Task to complete: Your answer should be a single number: the count of lines in the material below that hold "title".

Dataset rows:
——

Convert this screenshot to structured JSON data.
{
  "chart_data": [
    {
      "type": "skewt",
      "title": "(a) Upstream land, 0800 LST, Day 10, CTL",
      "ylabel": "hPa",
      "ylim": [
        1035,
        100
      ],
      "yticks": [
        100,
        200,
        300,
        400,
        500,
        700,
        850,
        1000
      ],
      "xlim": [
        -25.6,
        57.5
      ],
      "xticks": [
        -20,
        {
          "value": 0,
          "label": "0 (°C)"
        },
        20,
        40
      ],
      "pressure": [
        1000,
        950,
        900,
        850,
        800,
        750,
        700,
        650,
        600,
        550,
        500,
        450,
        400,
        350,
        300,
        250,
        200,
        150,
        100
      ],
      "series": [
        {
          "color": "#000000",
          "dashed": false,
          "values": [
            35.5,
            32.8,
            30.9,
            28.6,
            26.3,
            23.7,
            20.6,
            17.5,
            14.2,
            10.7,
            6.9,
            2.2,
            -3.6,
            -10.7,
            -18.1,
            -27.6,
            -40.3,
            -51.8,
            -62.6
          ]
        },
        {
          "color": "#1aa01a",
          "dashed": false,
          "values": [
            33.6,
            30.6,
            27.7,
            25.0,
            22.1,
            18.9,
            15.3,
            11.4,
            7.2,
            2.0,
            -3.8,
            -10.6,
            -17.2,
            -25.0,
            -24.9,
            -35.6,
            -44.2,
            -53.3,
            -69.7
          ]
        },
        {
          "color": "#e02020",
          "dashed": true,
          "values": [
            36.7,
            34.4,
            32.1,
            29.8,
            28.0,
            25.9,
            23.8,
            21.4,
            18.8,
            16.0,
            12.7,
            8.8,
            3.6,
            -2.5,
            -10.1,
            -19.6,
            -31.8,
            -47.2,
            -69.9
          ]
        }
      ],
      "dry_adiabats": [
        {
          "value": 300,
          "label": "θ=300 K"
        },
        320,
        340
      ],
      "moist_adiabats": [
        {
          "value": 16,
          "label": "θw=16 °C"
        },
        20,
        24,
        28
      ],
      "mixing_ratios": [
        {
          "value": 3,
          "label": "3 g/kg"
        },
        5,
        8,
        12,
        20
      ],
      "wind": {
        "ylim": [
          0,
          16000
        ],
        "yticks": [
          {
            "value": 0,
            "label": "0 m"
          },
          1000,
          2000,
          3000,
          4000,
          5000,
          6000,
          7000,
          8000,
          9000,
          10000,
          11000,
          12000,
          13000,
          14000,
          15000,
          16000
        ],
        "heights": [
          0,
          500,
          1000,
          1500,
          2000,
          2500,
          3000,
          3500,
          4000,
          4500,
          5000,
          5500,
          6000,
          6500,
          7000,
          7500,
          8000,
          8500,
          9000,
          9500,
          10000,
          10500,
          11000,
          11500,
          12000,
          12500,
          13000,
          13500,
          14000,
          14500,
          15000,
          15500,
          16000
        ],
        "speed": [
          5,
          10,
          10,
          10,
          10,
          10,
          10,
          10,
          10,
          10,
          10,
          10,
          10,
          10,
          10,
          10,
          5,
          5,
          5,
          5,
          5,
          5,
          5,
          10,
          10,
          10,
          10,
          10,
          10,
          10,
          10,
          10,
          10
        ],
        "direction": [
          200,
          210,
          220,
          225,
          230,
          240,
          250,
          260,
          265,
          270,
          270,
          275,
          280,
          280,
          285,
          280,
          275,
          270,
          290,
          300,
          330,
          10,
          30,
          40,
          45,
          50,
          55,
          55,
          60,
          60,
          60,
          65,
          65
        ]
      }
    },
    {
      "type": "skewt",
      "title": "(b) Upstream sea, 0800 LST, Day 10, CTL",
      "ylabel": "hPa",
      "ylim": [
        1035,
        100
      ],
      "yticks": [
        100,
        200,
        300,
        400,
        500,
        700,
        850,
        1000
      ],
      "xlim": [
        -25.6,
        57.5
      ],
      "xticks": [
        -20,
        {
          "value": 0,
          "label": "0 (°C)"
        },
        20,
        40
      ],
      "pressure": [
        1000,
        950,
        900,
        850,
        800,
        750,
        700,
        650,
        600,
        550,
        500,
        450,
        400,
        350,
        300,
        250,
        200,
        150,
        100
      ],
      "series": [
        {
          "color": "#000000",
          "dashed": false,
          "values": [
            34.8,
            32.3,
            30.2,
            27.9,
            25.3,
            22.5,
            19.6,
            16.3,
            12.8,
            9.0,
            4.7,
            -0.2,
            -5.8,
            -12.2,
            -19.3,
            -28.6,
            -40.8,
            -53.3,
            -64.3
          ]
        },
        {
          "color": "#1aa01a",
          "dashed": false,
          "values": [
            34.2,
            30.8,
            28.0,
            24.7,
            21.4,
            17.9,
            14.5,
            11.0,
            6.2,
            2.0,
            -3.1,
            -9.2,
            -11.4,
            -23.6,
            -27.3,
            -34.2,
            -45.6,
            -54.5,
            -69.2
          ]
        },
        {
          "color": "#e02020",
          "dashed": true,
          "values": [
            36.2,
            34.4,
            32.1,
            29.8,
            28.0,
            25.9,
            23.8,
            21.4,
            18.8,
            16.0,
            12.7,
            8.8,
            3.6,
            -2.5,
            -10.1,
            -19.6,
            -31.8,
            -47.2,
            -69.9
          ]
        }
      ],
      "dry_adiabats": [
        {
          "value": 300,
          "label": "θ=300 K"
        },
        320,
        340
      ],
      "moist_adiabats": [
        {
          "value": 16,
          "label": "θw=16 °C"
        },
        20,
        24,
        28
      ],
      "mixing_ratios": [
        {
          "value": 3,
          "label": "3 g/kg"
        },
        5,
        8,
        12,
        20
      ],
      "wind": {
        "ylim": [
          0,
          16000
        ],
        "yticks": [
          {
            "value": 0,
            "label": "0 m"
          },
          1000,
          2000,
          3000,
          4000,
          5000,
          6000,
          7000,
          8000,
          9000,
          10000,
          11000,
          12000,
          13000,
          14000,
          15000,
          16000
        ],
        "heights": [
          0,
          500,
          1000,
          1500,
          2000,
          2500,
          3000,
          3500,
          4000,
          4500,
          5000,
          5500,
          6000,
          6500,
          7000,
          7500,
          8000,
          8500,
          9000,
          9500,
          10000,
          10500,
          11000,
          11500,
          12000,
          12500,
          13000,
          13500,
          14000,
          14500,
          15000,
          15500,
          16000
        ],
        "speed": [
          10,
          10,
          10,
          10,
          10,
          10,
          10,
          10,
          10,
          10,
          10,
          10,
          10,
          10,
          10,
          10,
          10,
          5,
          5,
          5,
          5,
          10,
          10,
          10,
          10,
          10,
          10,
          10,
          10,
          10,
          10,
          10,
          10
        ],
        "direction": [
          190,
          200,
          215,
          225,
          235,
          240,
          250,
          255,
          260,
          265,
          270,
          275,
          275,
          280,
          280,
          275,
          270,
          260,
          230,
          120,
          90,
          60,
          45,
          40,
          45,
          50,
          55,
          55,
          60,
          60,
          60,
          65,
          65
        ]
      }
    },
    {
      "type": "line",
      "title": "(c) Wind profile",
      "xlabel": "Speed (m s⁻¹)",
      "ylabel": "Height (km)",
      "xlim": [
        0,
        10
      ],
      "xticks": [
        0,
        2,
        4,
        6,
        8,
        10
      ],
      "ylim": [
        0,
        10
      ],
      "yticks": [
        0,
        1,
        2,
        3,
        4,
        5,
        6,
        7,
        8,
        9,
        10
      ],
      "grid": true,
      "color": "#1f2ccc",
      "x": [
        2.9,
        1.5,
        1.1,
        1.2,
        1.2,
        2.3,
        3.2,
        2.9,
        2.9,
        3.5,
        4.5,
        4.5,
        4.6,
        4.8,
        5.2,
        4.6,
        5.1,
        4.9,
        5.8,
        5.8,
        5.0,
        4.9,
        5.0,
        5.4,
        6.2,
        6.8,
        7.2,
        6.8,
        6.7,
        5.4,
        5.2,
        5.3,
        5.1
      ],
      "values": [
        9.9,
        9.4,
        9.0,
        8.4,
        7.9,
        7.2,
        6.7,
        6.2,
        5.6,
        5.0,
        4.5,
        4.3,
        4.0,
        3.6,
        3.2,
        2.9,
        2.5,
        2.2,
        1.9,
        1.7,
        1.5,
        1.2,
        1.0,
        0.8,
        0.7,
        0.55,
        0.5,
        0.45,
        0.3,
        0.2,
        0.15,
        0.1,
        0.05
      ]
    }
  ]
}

——

Final answer: 3